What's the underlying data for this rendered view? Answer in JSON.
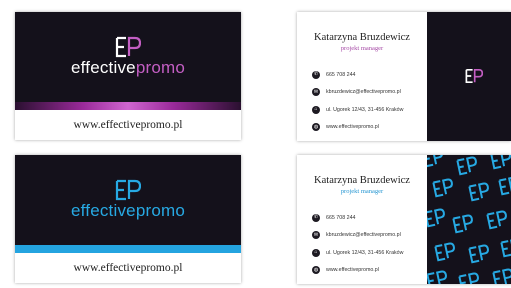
{
  "front": {
    "logo_first": "effective",
    "logo_second": "promo",
    "website": "www.effectivepromo.pl"
  },
  "back": {
    "name": "Katarzyna Bruzdewicz",
    "role": "projekt manager",
    "contact": {
      "phone": "665 708 244",
      "email": "kbruzdewicz@effectivepromo.pl",
      "address": "ul. Ugorek 12/43, 31-456 Kraków",
      "web": "www.effectivepromo.pl"
    }
  },
  "colors": {
    "dark": "#14111b",
    "pink": "#c35ec3",
    "blue": "#27a9e3"
  },
  "icons": [
    "phone-icon",
    "email-icon",
    "home-icon",
    "globe-icon"
  ]
}
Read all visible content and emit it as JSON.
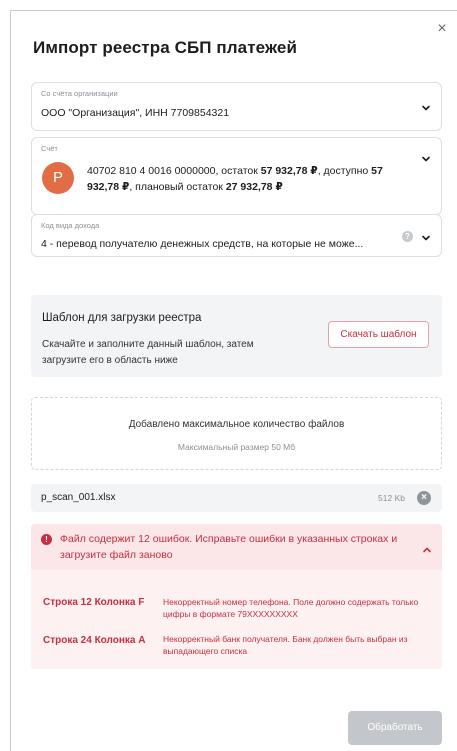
{
  "dialog": {
    "title": "Импорт реестра СБП платежей",
    "close_glyph": "×"
  },
  "account_org": {
    "label": "Со счёта организации",
    "value": "ООО \"Организация\", ИНН 7709854321"
  },
  "account": {
    "label": "Счёт",
    "avatar_letter": "P",
    "avatar_color": "#e26d45",
    "number": "40702 810 4 0016 0000000",
    "balance_prefix": ", остаток ",
    "balance": "57 932,78 ₽",
    "available_prefix": ", доступно ",
    "available": "57 932,78 ₽",
    "planned_prefix": ", плановый остаток ",
    "planned": "27 932,78 ₽"
  },
  "income_code": {
    "label": "Код вида дохода",
    "value": "4 - перевод получателю денежных средств, на которые не може...",
    "help_glyph": "?"
  },
  "template": {
    "title": "Шаблон для загрузки реестра",
    "description": "Скачайте и заполните данный шаблон, затем загрузите его в область ниже",
    "download_label": "Скачать шаблон"
  },
  "dropzone": {
    "message": "Добавлено максимальное количество файлов",
    "hint": "Максимальный размер 50 Мб"
  },
  "file": {
    "name": "p_scan_001.xlsx",
    "size": "512 Kb",
    "remove_glyph": "×"
  },
  "errors": {
    "icon_glyph": "!",
    "summary": "Файл содержит 12 ошибок. Исправьте ошибки в указанных строках и загрузите файл заново",
    "items": [
      {
        "location": "Строка 12 Колонка F",
        "message": "Некорректный номер телефона. Поле должно содержать только цифры в формате 79XXXXXXXXX"
      },
      {
        "location": "Строка 24 Колонка A",
        "message": "Некорректный банк получателя. Банк должен быть выбран из выпадающего списка"
      }
    ]
  },
  "actions": {
    "submit_label": "Обработать"
  },
  "colors": {
    "accent": "#c4303f",
    "error_bg": "#fdf1f2",
    "disabled_button": "#c3c6cb"
  }
}
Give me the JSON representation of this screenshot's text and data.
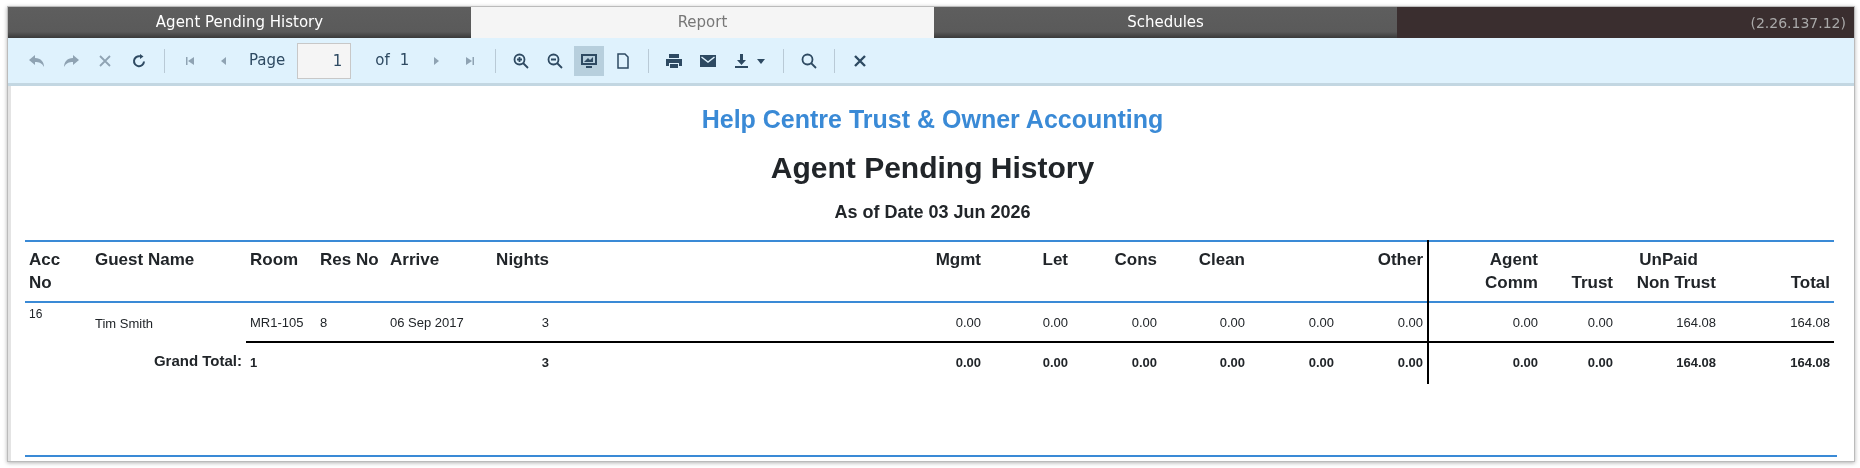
{
  "tabs": [
    {
      "label": "Agent Pending History",
      "selected": false
    },
    {
      "label": "Report",
      "selected": true
    },
    {
      "label": "Schedules",
      "selected": false
    }
  ],
  "version": "(2.26.137.12)",
  "toolbar": {
    "tools": [
      {
        "kind": "undo",
        "disabled": true
      },
      {
        "kind": "redo",
        "disabled": true
      },
      {
        "kind": "stop",
        "disabled": true
      },
      {
        "kind": "refresh",
        "disabled": false
      },
      {
        "kind": "separator"
      },
      {
        "kind": "first",
        "disabled": true
      },
      {
        "kind": "prev",
        "disabled": true
      },
      {
        "kind": "page_label",
        "text": "Page"
      },
      {
        "kind": "page_field",
        "value": "1"
      },
      {
        "kind": "page_of",
        "text": "of"
      },
      {
        "kind": "page_count",
        "text": "1"
      },
      {
        "kind": "next",
        "disabled": true
      },
      {
        "kind": "last",
        "disabled": true
      },
      {
        "kind": "separator"
      },
      {
        "kind": "zoom_in",
        "disabled": false
      },
      {
        "kind": "zoom_out",
        "disabled": false
      },
      {
        "kind": "screen",
        "disabled": false,
        "selected": true
      },
      {
        "kind": "page",
        "disabled": false,
        "selected": false
      },
      {
        "kind": "separator"
      },
      {
        "kind": "print",
        "disabled": false
      },
      {
        "kind": "mail",
        "disabled": false
      },
      {
        "kind": "download",
        "disabled": false
      },
      {
        "kind": "separator"
      },
      {
        "kind": "search",
        "disabled": false
      },
      {
        "kind": "separator"
      },
      {
        "kind": "close",
        "disabled": false
      }
    ]
  },
  "report": {
    "company": "Help Centre Trust & Owner Accounting",
    "title": "Agent Pending History",
    "subtitle": "As of Date 03 Jun 2026",
    "table": {
      "columns": [
        {
          "label": "Acc No"
        },
        {
          "label": "Guest Name"
        },
        {
          "label": "Room"
        },
        {
          "label": "Res No"
        },
        {
          "label": "Arrive"
        },
        {
          "label": "Nights"
        },
        {
          "label": "Mgmt"
        },
        {
          "label": "Let"
        },
        {
          "label": "Cons"
        },
        {
          "label": "Clean"
        },
        {},
        {
          "label": "Other"
        },
        {
          "label": "Agent Comm"
        },
        {
          "label": "Trust"
        },
        {
          "label": "Non Trust",
          "group": "UnPaid"
        },
        {
          "label": "Total"
        }
      ],
      "rows": [
        [
          "16",
          "Tim Smith",
          "MR1-105",
          "8",
          "06 Sep 2017",
          "3",
          "0.00",
          "0.00",
          "0.00",
          "0.00",
          "0.00",
          "0.00",
          "0.00",
          "0.00",
          "164.08",
          "164.08"
        ]
      ],
      "total": {
        "label": "Grand Total:",
        "cells": [
          "1",
          null,
          null,
          "3",
          "0.00",
          "0.00",
          "0.00",
          "0.00",
          "0.00",
          "0.00",
          "0.00",
          "0.00",
          "164.08",
          "164.08"
        ]
      }
    }
  }
}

**STATED EXERCISE:** Reproduce every line from the entries that holds the word "History".

**EXPECTED ANSWER:**
      "label": "Agent Pending History",
    "title": "Agent Pending History",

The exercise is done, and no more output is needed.